**Description of the task:** Reproduce the listing below, substituting "page-instruction" for every occurrence of "slide-instruction" and leaving all else unchanged.
:: The input
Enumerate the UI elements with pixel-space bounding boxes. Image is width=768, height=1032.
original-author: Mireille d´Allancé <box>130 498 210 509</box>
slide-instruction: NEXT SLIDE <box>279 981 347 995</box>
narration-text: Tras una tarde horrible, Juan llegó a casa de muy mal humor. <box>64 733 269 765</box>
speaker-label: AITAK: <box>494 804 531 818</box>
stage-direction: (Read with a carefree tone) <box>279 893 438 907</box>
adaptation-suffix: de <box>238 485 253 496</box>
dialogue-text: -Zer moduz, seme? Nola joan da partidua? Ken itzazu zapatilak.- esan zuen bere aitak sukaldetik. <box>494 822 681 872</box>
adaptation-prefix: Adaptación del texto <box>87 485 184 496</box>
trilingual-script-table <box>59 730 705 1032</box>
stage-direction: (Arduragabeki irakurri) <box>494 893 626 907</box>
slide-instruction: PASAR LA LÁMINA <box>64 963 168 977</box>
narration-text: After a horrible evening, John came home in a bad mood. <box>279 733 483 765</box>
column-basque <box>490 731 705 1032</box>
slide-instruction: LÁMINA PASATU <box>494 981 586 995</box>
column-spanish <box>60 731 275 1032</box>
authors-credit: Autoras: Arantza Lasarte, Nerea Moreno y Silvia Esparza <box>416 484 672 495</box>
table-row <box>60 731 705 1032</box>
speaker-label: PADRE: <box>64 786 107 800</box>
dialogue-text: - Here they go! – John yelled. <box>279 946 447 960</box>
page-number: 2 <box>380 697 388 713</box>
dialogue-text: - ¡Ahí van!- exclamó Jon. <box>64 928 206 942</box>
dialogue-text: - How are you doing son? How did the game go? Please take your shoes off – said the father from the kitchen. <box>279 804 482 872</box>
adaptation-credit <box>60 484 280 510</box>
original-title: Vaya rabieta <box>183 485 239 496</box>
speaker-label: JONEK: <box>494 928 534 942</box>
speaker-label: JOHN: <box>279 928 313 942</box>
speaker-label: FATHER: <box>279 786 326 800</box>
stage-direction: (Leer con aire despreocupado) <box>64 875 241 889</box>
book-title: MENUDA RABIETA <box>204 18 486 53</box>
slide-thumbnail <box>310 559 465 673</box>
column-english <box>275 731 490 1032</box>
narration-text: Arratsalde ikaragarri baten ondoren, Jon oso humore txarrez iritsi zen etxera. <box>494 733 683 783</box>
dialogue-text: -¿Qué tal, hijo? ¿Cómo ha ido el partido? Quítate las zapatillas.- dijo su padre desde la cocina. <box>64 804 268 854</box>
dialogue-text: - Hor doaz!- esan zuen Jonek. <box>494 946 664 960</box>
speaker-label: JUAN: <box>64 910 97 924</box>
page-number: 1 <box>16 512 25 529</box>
::::
**Result:**
Enumerate the UI elements with pixel-space bounding boxes. Image is width=768, height=1032.
original-author: Mireille d´Allancé <box>130 498 210 509</box>
page-instruction: NEXT SLIDE <box>279 981 347 995</box>
narration-text: Tras una tarde horrible, Juan llegó a casa de muy mal humor. <box>64 733 269 765</box>
speaker-label: AITAK: <box>494 804 531 818</box>
stage-direction: (Read with a carefree tone) <box>279 893 438 907</box>
adaptation-suffix: de <box>238 485 253 496</box>
dialogue-text: -Zer moduz, seme? Nola joan da partidua? Ken itzazu zapatilak.- esan zuen bere aitak sukaldetik. <box>494 822 681 872</box>
adaptation-prefix: Adaptación del texto <box>87 485 184 496</box>
trilingual-script-table <box>59 730 705 1032</box>
stage-direction: (Arduragabeki irakurri) <box>494 893 626 907</box>
page-instruction: PASAR LA LÁMINA <box>64 963 168 977</box>
narration-text: After a horrible evening, John came home in a bad mood. <box>279 733 483 765</box>
column-basque <box>490 731 705 1032</box>
page-instruction: LÁMINA PASATU <box>494 981 586 995</box>
column-spanish <box>60 731 275 1032</box>
authors-credit: Autoras: Arantza Lasarte, Nerea Moreno y Silvia Esparza <box>416 484 672 495</box>
table-row <box>60 731 705 1032</box>
speaker-label: PADRE: <box>64 786 107 800</box>
dialogue-text: - Here they go! – John yelled. <box>279 946 447 960</box>
page-number: 2 <box>380 697 388 713</box>
dialogue-text: - ¡Ahí van!- exclamó Jon. <box>64 928 206 942</box>
dialogue-text: - How are you doing son? How did the game go? Please take your shoes off – said the father from the kitchen. <box>279 804 482 872</box>
adaptation-credit <box>60 484 280 510</box>
original-title: Vaya rabieta <box>183 485 239 496</box>
speaker-label: JONEK: <box>494 928 534 942</box>
speaker-label: JOHN: <box>279 928 313 942</box>
speaker-label: FATHER: <box>279 786 326 800</box>
stage-direction: (Leer con aire despreocupado) <box>64 875 241 889</box>
book-title: MENUDA RABIETA <box>204 18 486 53</box>
slide-thumbnail <box>310 559 465 673</box>
column-english <box>275 731 490 1032</box>
narration-text: Arratsalde ikaragarri baten ondoren, Jon oso humore txarrez iritsi zen etxera. <box>494 733 683 783</box>
dialogue-text: -¿Qué tal, hijo? ¿Cómo ha ido el partido? Quítate las zapatillas.- dijo su padre desde la cocina. <box>64 804 268 854</box>
dialogue-text: - Hor doaz!- esan zuen Jonek. <box>494 946 664 960</box>
speaker-label: JUAN: <box>64 910 97 924</box>
page-number: 1 <box>16 512 25 529</box>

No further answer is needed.